STATED TASK:
Copy out all lines that carry the word "SECTOR".
::::
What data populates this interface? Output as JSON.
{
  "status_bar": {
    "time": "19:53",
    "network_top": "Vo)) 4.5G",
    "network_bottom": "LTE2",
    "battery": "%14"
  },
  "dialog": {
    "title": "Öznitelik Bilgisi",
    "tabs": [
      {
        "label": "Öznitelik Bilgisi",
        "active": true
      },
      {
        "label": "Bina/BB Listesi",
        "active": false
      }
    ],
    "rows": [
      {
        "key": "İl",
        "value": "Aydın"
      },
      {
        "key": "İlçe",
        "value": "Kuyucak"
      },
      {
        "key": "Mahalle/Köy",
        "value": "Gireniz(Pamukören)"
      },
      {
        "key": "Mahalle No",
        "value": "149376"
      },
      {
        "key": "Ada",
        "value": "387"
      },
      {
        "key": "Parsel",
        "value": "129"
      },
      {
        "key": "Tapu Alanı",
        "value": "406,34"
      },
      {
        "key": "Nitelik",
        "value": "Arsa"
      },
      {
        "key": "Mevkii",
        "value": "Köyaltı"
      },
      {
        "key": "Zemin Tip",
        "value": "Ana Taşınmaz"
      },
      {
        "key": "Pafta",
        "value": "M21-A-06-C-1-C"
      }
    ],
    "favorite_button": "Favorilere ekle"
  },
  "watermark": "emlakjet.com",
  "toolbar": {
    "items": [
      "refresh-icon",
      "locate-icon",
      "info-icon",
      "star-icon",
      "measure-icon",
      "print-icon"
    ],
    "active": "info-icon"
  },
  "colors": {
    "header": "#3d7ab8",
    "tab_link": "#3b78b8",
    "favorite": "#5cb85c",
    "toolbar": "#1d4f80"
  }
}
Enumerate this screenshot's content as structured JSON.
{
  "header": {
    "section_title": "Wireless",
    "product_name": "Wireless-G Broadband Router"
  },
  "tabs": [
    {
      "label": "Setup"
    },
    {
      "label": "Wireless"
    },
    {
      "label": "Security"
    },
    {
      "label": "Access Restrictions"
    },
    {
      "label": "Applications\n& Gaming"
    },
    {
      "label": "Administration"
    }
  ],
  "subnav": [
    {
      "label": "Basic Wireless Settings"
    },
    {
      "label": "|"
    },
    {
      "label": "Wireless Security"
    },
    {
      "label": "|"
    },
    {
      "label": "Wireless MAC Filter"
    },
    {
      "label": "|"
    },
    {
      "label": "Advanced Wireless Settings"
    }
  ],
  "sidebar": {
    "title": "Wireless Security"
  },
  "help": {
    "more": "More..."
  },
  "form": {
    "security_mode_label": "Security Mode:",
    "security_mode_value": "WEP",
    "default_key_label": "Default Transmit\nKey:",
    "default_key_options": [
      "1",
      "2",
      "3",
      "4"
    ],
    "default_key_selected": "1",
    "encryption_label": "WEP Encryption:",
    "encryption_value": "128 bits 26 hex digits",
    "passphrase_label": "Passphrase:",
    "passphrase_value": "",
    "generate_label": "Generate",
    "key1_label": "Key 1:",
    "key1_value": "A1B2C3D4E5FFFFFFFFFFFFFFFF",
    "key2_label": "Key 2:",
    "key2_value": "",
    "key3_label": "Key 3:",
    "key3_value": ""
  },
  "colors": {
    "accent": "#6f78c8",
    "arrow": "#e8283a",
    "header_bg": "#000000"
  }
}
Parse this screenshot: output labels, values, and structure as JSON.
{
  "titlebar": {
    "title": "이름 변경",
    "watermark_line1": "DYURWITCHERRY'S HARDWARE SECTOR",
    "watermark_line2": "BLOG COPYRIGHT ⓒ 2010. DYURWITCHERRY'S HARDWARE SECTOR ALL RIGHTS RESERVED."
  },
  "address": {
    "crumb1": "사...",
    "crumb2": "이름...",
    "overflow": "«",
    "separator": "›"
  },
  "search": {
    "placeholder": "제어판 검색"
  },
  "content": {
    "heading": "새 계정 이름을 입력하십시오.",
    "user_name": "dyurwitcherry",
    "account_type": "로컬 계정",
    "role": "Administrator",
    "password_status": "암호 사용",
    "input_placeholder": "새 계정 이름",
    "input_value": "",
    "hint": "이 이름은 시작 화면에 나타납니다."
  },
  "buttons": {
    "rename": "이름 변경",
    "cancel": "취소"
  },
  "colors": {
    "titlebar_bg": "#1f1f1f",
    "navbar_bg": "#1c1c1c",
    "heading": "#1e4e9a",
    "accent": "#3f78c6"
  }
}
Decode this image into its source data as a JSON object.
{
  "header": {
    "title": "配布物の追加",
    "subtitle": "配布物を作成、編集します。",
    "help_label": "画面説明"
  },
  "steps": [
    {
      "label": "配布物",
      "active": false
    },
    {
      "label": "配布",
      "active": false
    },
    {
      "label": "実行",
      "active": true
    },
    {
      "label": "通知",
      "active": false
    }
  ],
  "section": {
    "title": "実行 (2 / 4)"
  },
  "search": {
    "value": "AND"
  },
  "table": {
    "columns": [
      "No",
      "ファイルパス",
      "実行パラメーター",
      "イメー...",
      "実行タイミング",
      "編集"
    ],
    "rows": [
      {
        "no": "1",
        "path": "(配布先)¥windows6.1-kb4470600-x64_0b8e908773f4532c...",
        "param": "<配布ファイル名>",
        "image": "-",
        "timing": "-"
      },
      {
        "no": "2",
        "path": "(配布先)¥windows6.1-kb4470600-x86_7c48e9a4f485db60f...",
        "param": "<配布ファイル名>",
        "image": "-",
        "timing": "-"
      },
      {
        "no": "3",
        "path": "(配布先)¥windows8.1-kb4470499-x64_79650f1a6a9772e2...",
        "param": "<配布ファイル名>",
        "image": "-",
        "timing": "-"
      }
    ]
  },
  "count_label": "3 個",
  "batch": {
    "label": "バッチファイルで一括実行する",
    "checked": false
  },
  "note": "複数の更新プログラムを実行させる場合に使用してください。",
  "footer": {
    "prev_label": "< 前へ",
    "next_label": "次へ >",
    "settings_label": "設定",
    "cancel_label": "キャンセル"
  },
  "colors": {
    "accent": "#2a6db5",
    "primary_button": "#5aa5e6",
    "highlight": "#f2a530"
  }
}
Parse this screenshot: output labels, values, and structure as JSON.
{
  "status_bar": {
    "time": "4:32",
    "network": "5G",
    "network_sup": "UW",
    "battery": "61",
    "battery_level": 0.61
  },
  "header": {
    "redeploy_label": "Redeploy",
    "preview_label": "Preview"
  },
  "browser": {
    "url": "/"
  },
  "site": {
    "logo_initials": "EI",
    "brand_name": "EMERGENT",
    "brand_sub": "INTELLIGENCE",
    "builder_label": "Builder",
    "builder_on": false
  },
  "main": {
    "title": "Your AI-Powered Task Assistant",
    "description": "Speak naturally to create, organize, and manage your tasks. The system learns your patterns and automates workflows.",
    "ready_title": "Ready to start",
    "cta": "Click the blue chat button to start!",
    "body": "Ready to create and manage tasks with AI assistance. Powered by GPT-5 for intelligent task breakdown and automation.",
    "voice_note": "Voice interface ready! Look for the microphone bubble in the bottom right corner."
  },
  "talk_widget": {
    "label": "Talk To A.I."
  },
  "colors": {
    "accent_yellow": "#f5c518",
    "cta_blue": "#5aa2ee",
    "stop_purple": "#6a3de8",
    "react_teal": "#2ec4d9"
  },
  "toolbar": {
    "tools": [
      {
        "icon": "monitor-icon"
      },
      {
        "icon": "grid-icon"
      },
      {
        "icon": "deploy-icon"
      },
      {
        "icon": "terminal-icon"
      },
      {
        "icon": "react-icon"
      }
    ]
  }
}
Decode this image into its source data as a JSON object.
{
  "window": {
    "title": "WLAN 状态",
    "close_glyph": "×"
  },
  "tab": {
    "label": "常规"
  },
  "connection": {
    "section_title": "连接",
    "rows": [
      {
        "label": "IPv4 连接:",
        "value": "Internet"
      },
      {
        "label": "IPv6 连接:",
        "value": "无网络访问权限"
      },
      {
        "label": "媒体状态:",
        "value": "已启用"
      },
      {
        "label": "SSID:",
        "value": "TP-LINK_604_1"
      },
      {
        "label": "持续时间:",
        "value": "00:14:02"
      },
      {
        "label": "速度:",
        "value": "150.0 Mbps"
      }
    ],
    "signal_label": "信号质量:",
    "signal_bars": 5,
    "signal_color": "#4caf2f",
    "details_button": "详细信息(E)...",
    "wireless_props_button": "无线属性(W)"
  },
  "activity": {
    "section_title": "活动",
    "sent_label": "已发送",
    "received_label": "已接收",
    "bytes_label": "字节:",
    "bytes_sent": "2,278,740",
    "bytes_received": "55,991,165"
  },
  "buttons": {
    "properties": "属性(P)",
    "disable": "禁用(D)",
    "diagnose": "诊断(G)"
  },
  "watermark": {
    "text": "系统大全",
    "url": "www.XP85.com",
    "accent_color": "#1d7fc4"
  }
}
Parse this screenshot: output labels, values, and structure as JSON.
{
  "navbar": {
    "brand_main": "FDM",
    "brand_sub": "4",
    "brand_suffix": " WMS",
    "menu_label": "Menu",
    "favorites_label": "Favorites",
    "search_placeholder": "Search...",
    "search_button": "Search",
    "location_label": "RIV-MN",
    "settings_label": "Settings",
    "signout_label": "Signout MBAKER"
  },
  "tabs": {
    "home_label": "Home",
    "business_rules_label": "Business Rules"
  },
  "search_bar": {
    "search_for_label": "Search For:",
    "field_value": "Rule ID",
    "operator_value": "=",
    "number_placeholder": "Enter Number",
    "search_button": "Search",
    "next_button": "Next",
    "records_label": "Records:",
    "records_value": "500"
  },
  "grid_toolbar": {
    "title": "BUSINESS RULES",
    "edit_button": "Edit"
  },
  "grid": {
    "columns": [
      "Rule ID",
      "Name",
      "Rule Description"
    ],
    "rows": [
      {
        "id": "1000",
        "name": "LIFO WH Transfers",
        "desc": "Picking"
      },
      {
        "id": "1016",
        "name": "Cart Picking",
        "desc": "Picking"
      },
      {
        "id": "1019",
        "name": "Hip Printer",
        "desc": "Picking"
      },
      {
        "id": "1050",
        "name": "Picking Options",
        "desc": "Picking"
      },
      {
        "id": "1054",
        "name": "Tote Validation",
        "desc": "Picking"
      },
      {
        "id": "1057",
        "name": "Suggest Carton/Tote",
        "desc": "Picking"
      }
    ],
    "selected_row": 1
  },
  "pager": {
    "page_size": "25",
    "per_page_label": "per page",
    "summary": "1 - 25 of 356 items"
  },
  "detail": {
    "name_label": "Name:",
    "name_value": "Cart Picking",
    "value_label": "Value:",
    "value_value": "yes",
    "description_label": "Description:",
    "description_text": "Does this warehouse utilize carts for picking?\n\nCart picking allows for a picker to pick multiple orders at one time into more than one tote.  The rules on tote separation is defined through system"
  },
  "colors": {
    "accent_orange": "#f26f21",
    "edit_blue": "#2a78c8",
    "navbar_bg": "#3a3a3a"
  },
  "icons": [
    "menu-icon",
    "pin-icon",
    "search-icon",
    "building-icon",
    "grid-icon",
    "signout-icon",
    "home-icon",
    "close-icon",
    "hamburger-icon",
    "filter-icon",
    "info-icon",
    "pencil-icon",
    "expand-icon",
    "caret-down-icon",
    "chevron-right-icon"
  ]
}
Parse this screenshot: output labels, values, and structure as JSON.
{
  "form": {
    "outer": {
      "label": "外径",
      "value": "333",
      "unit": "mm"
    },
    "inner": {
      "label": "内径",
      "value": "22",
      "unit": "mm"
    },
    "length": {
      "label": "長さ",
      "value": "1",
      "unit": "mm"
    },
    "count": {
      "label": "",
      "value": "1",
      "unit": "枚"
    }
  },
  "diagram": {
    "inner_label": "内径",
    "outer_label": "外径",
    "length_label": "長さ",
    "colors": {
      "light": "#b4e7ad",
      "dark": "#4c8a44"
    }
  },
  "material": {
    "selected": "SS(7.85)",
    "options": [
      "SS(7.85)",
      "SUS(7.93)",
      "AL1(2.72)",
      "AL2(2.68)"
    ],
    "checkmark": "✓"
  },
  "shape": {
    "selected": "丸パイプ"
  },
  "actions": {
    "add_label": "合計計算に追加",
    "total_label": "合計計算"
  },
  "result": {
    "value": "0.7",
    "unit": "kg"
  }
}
::::
FULL OUTPUT:
    "watermark_line1": "DYURWITCHERRY'S HARDWARE SECTOR",
    "watermark_line2": "BLOG COPYRIGHT ⓒ 2010. DYURWITCHERRY'S HARDWARE SECTOR ALL RIGHTS RESERVED."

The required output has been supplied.